TASK STATEMENT: Each line below should be reproduced without any alteration.

MATERIAL PROVIDED:
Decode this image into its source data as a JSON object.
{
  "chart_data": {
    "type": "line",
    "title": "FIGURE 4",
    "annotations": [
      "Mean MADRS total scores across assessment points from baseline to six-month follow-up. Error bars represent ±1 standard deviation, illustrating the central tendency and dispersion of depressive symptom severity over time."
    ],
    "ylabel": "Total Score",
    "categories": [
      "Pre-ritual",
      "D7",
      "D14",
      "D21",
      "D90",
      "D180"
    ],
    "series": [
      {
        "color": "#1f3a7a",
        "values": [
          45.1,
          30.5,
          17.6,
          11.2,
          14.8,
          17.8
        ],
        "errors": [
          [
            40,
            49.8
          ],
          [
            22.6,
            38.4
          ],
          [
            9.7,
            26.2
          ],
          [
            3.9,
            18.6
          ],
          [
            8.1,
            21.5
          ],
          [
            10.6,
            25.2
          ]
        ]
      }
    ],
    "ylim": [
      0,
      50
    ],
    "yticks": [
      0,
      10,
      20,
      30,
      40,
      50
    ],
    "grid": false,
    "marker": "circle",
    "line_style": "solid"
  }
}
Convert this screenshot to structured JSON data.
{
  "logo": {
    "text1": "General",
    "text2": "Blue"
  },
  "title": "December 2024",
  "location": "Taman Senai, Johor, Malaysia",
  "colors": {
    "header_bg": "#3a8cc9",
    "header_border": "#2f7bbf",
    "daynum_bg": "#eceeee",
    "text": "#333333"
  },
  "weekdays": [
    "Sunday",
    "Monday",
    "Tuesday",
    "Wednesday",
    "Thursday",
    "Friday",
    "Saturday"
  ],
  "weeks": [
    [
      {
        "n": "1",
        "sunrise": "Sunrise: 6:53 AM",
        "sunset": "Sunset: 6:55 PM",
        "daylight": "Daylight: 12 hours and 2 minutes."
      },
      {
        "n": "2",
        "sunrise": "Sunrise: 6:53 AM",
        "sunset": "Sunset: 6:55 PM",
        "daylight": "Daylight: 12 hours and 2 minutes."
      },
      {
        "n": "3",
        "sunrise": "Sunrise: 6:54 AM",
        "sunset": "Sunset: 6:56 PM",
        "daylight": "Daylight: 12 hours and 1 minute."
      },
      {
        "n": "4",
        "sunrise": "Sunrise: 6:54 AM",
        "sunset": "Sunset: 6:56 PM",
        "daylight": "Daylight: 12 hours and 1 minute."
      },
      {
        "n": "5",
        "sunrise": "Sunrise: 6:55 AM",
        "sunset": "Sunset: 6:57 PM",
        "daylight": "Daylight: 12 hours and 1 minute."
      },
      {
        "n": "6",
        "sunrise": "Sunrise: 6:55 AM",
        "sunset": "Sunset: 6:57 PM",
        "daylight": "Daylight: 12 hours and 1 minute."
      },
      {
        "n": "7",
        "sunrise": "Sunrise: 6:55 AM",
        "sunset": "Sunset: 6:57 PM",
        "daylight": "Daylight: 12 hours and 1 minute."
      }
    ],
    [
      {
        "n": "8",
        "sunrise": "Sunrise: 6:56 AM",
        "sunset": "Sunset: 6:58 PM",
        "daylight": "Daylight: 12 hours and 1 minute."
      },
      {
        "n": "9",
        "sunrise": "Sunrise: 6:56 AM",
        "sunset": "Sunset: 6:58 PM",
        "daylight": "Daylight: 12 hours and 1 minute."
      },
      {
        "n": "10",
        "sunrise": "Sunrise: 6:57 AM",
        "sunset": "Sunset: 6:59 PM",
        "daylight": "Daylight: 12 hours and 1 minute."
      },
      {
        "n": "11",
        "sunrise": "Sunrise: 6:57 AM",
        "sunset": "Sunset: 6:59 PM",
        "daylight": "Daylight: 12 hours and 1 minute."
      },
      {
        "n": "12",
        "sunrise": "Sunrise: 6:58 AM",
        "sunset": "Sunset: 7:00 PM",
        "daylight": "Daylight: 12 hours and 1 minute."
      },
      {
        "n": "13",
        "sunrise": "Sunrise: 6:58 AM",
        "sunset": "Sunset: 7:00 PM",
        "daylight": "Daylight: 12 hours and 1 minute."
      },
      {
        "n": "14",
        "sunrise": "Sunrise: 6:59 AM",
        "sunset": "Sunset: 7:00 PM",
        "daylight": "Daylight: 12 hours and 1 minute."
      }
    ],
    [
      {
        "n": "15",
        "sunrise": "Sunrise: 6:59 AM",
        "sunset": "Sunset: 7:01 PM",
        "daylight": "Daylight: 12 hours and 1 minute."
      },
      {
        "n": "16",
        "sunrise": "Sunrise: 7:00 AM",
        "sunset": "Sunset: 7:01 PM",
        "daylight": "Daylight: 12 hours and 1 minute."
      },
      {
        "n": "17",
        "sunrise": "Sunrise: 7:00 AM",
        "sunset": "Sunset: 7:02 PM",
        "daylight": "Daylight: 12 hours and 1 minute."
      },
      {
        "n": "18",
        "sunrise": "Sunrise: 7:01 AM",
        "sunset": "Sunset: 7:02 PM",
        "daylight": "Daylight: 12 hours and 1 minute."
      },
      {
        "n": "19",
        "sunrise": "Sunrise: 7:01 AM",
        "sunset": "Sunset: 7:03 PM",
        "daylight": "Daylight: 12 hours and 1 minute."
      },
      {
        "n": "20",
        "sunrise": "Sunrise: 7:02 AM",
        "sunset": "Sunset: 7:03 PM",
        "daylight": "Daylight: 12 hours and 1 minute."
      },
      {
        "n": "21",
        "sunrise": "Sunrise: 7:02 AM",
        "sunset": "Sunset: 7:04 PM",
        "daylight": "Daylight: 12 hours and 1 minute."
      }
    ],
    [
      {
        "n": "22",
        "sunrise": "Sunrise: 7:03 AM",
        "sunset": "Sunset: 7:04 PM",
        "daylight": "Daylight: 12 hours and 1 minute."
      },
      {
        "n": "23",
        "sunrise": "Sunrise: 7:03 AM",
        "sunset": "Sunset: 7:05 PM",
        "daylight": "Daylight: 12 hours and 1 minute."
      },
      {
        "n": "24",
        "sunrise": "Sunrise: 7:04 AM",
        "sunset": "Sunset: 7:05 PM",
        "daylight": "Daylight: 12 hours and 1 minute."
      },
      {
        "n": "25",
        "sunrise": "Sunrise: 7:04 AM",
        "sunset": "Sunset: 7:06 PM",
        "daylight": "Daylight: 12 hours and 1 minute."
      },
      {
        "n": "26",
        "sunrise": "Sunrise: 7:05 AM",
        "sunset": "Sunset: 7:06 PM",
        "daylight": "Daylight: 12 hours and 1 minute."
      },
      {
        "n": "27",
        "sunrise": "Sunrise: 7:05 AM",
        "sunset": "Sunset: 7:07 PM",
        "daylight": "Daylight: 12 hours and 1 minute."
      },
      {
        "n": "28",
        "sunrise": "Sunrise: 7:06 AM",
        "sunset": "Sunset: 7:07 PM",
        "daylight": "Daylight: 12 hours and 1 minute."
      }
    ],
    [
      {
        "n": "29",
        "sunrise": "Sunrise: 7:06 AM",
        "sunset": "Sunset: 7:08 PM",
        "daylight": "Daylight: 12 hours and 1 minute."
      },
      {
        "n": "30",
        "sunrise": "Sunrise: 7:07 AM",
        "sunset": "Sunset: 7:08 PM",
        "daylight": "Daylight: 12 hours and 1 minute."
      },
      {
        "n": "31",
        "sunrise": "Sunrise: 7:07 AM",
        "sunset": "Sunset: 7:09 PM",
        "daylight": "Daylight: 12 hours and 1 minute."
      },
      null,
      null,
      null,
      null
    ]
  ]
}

COMPLETED EXERCISE:
Decode this image into its source data as a JSON object.
{
  "chart_data": {
    "type": "line",
    "title": "FIGURE 4",
    "annotations": [
      "Mean MADRS total scores across assessment points from baseline to six-month follow-up. Error bars represent ±1 standard deviation, illustrating the central tendency and dispersion of depressive symptom severity over time."
    ],
    "ylabel": "Total Score",
    "categories": [
      "Pre-ritual",
      "D7",
      "D14",
      "D21",
      "D90",
      "D180"
    ],
    "series": [
      {
        "color": "#1f3a7a",
        "values": [
          45.1,
          30.5,
          17.6,
          11.2,
          14.8,
          17.8
        ],
        "errors": [
          [
            40,
            49.8
          ],
          [
            22.6,
            38.4
          ],
          [
            9.7,
            26.2
          ],
          [
            3.9,
            18.6
          ],
          [
            8.1,
            21.5
          ],
          [
            10.6,
            25.2
          ]
        ]
      }
    ],
    "ylim": [
      0,
      50
    ],
    "yticks": [
      0,
      10,
      20,
      30,
      40,
      50
    ],
    "grid": false,
    "marker": "circle",
    "line_style": "solid"
  }
}
Convert this screenshot to structured JSON data.
{
  "logo": {
    "text1": "General",
    "text2": "Blue"
  },
  "title": "December 2024",
  "location": "Taman Senai, Johor, Malaysia",
  "colors": {
    "header_bg": "#3a8cc9",
    "header_border": "#2f7bbf",
    "daynum_bg": "#eceeee",
    "text": "#333333"
  },
  "weekdays": [
    "Sunday",
    "Monday",
    "Tuesday",
    "Wednesday",
    "Thursday",
    "Friday",
    "Saturday"
  ],
  "weeks": [
    [
      {
        "n": "1",
        "sunrise": "Sunrise: 6:53 AM",
        "sunset": "Sunset: 6:55 PM",
        "daylight": "Daylight: 12 hours and 2 minutes."
      },
      {
        "n": "2",
        "sunrise": "Sunrise: 6:53 AM",
        "sunset": "Sunset: 6:55 PM",
        "daylight": "Daylight: 12 hours and 2 minutes."
      },
      {
        "n": "3",
        "sunrise": "Sunrise: 6:54 AM",
        "sunset": "Sunset: 6:56 PM",
        "daylight": "Daylight: 12 hours and 1 minute."
      },
      {
        "n": "4",
        "sunrise": "Sunrise: 6:54 AM",
        "sunset": "Sunset: 6:56 PM",
        "daylight": "Daylight: 12 hours and 1 minute."
      },
      {
        "n": "5",
        "sunrise": "Sunrise: 6:55 AM",
        "sunset": "Sunset: 6:57 PM",
        "daylight": "Daylight: 12 hours and 1 minute."
      },
      {
        "n": "6",
        "sunrise": "Sunrise: 6:55 AM",
        "sunset": "Sunset: 6:57 PM",
        "daylight": "Daylight: 12 hours and 1 minute."
      },
      {
        "n": "7",
        "sunrise": "Sunrise: 6:55 AM",
        "sunset": "Sunset: 6:57 PM",
        "daylight": "Daylight: 12 hours and 1 minute."
      }
    ],
    [
      {
        "n": "8",
        "sunrise": "Sunrise: 6:56 AM",
        "sunset": "Sunset: 6:58 PM",
        "daylight": "Daylight: 12 hours and 1 minute."
      },
      {
        "n": "9",
        "sunrise": "Sunrise: 6:56 AM",
        "sunset": "Sunset: 6:58 PM",
        "daylight": "Daylight: 12 hours and 1 minute."
      },
      {
        "n": "10",
        "sunrise": "Sunrise: 6:57 AM",
        "sunset": "Sunset: 6:59 PM",
        "daylight": "Daylight: 12 hours and 1 minute."
      },
      {
        "n": "11",
        "sunrise": "Sunrise: 6:57 AM",
        "sunset": "Sunset: 6:59 PM",
        "daylight": "Daylight: 12 hours and 1 minute."
      },
      {
        "n": "12",
        "sunrise": "Sunrise: 6:58 AM",
        "sunset": "Sunset: 7:00 PM",
        "daylight": "Daylight: 12 hours and 1 minute."
      },
      {
        "n": "13",
        "sunrise": "Sunrise: 6:58 AM",
        "sunset": "Sunset: 7:00 PM",
        "daylight": "Daylight: 12 hours and 1 minute."
      },
      {
        "n": "14",
        "sunrise": "Sunrise: 6:59 AM",
        "sunset": "Sunset: 7:00 PM",
        "daylight": "Daylight: 12 hours and 1 minute."
      }
    ],
    [
      {
        "n": "15",
        "sunrise": "Sunrise: 6:59 AM",
        "sunset": "Sunset: 7:01 PM",
        "daylight": "Daylight: 12 hours and 1 minute."
      },
      {
        "n": "16",
        "sunrise": "Sunrise: 7:00 AM",
        "sunset": "Sunset: 7:01 PM",
        "daylight": "Daylight: 12 hours and 1 minute."
      },
      {
        "n": "17",
        "sunrise": "Sunrise: 7:00 AM",
        "sunset": "Sunset: 7:02 PM",
        "daylight": "Daylight: 12 hours and 1 minute."
      },
      {
        "n": "18",
        "sunrise": "Sunrise: 7:01 AM",
        "sunset": "Sunset: 7:02 PM",
        "daylight": "Daylight: 12 hours and 1 minute."
      },
      {
        "n": "19",
        "sunrise": "Sunrise: 7:01 AM",
        "sunset": "Sunset: 7:03 PM",
        "daylight": "Daylight: 12 hours and 1 minute."
      },
      {
        "n": "20",
        "sunrise": "Sunrise: 7:02 AM",
        "sunset": "Sunset: 7:03 PM",
        "daylight": "Daylight: 12 hours and 1 minute."
      },
      {
        "n": "21",
        "sunrise": "Sunrise: 7:02 AM",
        "sunset": "Sunset: 7:04 PM",
        "daylight": "Daylight: 12 hours and 1 minute."
      }
    ],
    [
      {
        "n": "22",
        "sunrise": "Sunrise: 7:03 AM",
        "sunset": "Sunset: 7:04 PM",
        "daylight": "Daylight: 12 hours and 1 minute."
      },
      {
        "n": "23",
        "sunrise": "Sunrise: 7:03 AM",
        "sunset": "Sunset: 7:05 PM",
        "daylight": "Daylight: 12 hours and 1 minute."
      },
      {
        "n": "24",
        "sunrise": "Sunrise: 7:04 AM",
        "sunset": "Sunset: 7:05 PM",
        "daylight": "Daylight: 12 hours and 1 minute."
      },
      {
        "n": "25",
        "sunrise": "Sunrise: 7:04 AM",
        "sunset": "Sunset: 7:06 PM",
        "daylight": "Daylight: 12 hours and 1 minute."
      },
      {
        "n": "26",
        "sunrise": "Sunrise: 7:05 AM",
        "sunset": "Sunset: 7:06 PM",
        "daylight": "Daylight: 12 hours and 1 minute."
      },
      {
        "n": "27",
        "sunrise": "Sunrise: 7:05 AM",
        "sunset": "Sunset: 7:07 PM",
        "daylight": "Daylight: 12 hours and 1 minute."
      },
      {
        "n": "28",
        "sunrise": "Sunrise: 7:06 AM",
        "sunset": "Sunset: 7:07 PM",
        "daylight": "Daylight: 12 hours and 1 minute."
      }
    ],
    [
      {
        "n": "29",
        "sunrise": "Sunrise: 7:06 AM",
        "sunset": "Sunset: 7:08 PM",
        "daylight": "Daylight: 12 hours and 1 minute."
      },
      {
        "n": "30",
        "sunrise": "Sunrise: 7:07 AM",
        "sunset": "Sunset: 7:08 PM",
        "daylight": "Daylight: 12 hours and 1 minute."
      },
      {
        "n": "31",
        "sunrise": "Sunrise: 7:07 AM",
        "sunset": "Sunset: 7:09 PM",
        "daylight": "Daylight: 12 hours and 1 minute."
      },
      null,
      null,
      null,
      null
    ]
  ]
}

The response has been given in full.